→ **GIVEN INSTRUCTION**:
Output the material below in full, exactly as it is.

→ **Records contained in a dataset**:
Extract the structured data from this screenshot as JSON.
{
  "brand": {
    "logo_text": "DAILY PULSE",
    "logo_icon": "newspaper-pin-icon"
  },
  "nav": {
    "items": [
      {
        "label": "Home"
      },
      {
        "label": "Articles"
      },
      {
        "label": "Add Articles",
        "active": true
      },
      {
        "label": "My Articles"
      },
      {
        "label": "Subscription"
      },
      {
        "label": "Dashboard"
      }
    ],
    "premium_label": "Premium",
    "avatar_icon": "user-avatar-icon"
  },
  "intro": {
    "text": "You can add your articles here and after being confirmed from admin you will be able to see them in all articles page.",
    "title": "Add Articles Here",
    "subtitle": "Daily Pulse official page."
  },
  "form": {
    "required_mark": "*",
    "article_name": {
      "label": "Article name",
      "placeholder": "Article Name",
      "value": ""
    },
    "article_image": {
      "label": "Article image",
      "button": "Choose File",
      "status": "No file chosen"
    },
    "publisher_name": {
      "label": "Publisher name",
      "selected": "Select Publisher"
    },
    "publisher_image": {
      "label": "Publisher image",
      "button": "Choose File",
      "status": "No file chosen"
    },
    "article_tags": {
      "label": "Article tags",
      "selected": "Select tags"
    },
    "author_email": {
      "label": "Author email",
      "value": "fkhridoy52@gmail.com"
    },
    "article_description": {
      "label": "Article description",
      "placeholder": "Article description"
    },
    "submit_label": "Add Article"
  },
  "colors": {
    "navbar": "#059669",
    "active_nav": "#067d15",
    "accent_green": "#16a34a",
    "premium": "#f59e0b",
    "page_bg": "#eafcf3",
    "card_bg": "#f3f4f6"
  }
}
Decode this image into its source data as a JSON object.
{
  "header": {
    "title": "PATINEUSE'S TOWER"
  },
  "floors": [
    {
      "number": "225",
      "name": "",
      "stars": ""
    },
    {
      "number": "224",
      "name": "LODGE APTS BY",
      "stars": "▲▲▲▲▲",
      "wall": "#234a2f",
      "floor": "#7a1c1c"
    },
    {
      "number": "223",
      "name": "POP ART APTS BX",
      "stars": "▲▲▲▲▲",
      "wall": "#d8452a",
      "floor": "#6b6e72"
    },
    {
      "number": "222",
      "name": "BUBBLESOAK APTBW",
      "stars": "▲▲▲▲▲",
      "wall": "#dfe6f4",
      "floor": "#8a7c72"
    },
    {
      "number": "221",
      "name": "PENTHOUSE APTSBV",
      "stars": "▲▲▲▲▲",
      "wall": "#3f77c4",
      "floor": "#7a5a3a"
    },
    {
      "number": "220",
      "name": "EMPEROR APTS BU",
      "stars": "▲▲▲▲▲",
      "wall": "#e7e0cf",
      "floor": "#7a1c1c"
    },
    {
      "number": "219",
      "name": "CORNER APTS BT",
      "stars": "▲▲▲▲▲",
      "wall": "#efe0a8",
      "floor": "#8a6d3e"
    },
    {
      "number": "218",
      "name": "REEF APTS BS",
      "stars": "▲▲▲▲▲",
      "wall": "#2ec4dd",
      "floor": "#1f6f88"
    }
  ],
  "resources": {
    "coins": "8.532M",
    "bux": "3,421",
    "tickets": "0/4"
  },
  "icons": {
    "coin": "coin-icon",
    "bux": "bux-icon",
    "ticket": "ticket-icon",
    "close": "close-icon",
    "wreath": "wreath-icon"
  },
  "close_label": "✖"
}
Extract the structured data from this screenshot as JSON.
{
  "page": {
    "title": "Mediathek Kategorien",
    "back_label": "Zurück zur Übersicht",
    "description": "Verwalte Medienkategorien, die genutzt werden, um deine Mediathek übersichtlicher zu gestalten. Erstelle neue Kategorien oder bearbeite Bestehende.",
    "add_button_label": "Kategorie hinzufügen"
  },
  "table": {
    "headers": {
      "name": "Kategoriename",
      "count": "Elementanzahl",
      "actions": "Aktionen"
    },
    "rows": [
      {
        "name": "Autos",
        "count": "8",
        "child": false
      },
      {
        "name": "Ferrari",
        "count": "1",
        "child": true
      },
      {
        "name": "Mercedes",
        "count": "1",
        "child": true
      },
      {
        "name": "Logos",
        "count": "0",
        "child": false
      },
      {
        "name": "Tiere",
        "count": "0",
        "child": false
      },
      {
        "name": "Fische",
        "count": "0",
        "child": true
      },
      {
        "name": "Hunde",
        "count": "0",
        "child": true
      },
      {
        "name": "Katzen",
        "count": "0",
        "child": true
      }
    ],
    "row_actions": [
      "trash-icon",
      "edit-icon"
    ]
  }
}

→ **RESPONSE TO THE EXERCISE**:
Extract the structured data from this screenshot as JSON.
{
  "brand": {
    "logo_text": "DAILY PULSE",
    "logo_icon": "newspaper-pin-icon"
  },
  "nav": {
    "items": [
      {
        "label": "Home"
      },
      {
        "label": "Articles"
      },
      {
        "label": "Add Articles",
        "active": true
      },
      {
        "label": "My Articles"
      },
      {
        "label": "Subscription"
      },
      {
        "label": "Dashboard"
      }
    ],
    "premium_label": "Premium",
    "avatar_icon": "user-avatar-icon"
  },
  "intro": {
    "text": "You can add your articles here and after being confirmed from admin you will be able to see them in all articles page.",
    "title": "Add Articles Here",
    "subtitle": "Daily Pulse official page."
  },
  "form": {
    "required_mark": "*",
    "article_name": {
      "label": "Article name",
      "placeholder": "Article Name",
      "value": ""
    },
    "article_image": {
      "label": "Article image",
      "button": "Choose File",
      "status": "No file chosen"
    },
    "publisher_name": {
      "label": "Publisher name",
      "selected": "Select Publisher"
    },
    "publisher_image": {
      "label": "Publisher image",
      "button": "Choose File",
      "status": "No file chosen"
    },
    "article_tags": {
      "label": "Article tags",
      "selected": "Select tags"
    },
    "author_email": {
      "label": "Author email",
      "value": "fkhridoy52@gmail.com"
    },
    "article_description": {
      "label": "Article description",
      "placeholder": "Article description"
    },
    "submit_label": "Add Article"
  },
  "colors": {
    "navbar": "#059669",
    "active_nav": "#067d15",
    "accent_green": "#16a34a",
    "premium": "#f59e0b",
    "page_bg": "#eafcf3",
    "card_bg": "#f3f4f6"
  }
}
Decode this image into its source data as a JSON object.
{
  "header": {
    "title": "PATINEUSE'S TOWER"
  },
  "floors": [
    {
      "number": "225",
      "name": "",
      "stars": ""
    },
    {
      "number": "224",
      "name": "LODGE APTS BY",
      "stars": "▲▲▲▲▲",
      "wall": "#234a2f",
      "floor": "#7a1c1c"
    },
    {
      "number": "223",
      "name": "POP ART APTS BX",
      "stars": "▲▲▲▲▲",
      "wall": "#d8452a",
      "floor": "#6b6e72"
    },
    {
      "number": "222",
      "name": "BUBBLESOAK APTBW",
      "stars": "▲▲▲▲▲",
      "wall": "#dfe6f4",
      "floor": "#8a7c72"
    },
    {
      "number": "221",
      "name": "PENTHOUSE APTSBV",
      "stars": "▲▲▲▲▲",
      "wall": "#3f77c4",
      "floor": "#7a5a3a"
    },
    {
      "number": "220",
      "name": "EMPEROR APTS BU",
      "stars": "▲▲▲▲▲",
      "wall": "#e7e0cf",
      "floor": "#7a1c1c"
    },
    {
      "number": "219",
      "name": "CORNER APTS BT",
      "stars": "▲▲▲▲▲",
      "wall": "#efe0a8",
      "floor": "#8a6d3e"
    },
    {
      "number": "218",
      "name": "REEF APTS BS",
      "stars": "▲▲▲▲▲",
      "wall": "#2ec4dd",
      "floor": "#1f6f88"
    }
  ],
  "resources": {
    "coins": "8.532M",
    "bux": "3,421",
    "tickets": "0/4"
  },
  "icons": {
    "coin": "coin-icon",
    "bux": "bux-icon",
    "ticket": "ticket-icon",
    "close": "close-icon",
    "wreath": "wreath-icon"
  },
  "close_label": "✖"
}
Extract the structured data from this screenshot as JSON.
{
  "page": {
    "title": "Mediathek Kategorien",
    "back_label": "Zurück zur Übersicht",
    "description": "Verwalte Medienkategorien, die genutzt werden, um deine Mediathek übersichtlicher zu gestalten. Erstelle neue Kategorien oder bearbeite Bestehende.",
    "add_button_label": "Kategorie hinzufügen"
  },
  "table": {
    "headers": {
      "name": "Kategoriename",
      "count": "Elementanzahl",
      "actions": "Aktionen"
    },
    "rows": [
      {
        "name": "Autos",
        "count": "8",
        "child": false
      },
      {
        "name": "Ferrari",
        "count": "1",
        "child": true
      },
      {
        "name": "Mercedes",
        "count": "1",
        "child": true
      },
      {
        "name": "Logos",
        "count": "0",
        "child": false
      },
      {
        "name": "Tiere",
        "count": "0",
        "child": false
      },
      {
        "name": "Fische",
        "count": "0",
        "child": true
      },
      {
        "name": "Hunde",
        "count": "0",
        "child": true
      },
      {
        "name": "Katzen",
        "count": "0",
        "child": true
      }
    ],
    "row_actions": [
      "trash-icon",
      "edit-icon"
    ]
  }
}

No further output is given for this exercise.